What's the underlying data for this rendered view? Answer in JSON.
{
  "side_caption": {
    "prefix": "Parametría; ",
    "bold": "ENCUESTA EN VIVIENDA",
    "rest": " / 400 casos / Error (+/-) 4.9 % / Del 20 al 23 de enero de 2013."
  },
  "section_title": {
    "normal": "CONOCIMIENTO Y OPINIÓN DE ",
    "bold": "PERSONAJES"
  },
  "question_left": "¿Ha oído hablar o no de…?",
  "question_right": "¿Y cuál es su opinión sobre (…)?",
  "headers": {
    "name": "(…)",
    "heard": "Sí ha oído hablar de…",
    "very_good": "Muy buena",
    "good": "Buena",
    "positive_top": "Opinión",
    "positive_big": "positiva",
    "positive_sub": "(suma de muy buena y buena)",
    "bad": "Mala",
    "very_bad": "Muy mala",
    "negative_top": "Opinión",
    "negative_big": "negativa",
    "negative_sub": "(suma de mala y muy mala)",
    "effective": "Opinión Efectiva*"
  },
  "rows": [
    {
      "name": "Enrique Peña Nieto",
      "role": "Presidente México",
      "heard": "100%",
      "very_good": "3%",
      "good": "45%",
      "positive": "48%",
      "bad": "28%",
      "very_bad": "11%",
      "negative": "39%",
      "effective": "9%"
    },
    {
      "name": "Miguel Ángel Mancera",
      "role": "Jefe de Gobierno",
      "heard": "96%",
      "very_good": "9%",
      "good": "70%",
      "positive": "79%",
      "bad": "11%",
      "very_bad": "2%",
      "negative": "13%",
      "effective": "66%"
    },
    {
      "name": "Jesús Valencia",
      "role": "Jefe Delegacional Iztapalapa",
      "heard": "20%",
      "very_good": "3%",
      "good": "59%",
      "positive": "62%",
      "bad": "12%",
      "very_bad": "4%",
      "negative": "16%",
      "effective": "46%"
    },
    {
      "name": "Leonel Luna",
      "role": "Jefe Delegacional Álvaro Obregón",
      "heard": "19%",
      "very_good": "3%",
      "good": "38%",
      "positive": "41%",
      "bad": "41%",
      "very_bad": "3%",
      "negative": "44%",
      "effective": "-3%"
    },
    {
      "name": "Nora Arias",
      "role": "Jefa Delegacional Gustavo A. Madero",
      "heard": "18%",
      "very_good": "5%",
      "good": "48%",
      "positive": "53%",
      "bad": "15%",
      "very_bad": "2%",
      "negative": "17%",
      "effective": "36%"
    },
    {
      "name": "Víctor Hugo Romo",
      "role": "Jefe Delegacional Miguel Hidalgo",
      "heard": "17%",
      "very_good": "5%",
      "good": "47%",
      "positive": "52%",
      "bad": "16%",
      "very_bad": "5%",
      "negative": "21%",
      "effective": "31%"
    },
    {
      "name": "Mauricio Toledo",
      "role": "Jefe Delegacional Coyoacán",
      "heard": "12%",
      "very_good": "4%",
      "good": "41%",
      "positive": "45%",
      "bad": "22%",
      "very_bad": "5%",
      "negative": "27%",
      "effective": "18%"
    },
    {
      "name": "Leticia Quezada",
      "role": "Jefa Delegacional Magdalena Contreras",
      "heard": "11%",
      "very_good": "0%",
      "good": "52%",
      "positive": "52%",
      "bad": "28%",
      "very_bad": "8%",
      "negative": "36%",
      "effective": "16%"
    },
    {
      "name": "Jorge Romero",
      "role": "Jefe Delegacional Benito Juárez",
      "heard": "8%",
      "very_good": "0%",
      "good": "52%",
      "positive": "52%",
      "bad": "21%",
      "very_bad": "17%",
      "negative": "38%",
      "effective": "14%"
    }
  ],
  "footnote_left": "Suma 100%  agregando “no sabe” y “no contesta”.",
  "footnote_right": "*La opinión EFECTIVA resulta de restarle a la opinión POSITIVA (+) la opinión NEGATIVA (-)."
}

→ PROBLEM DESCRIPTION
Report how many lines of the entries hold the word "Jefa". Nothing else is needed.

→ CORRECT ANSWER
2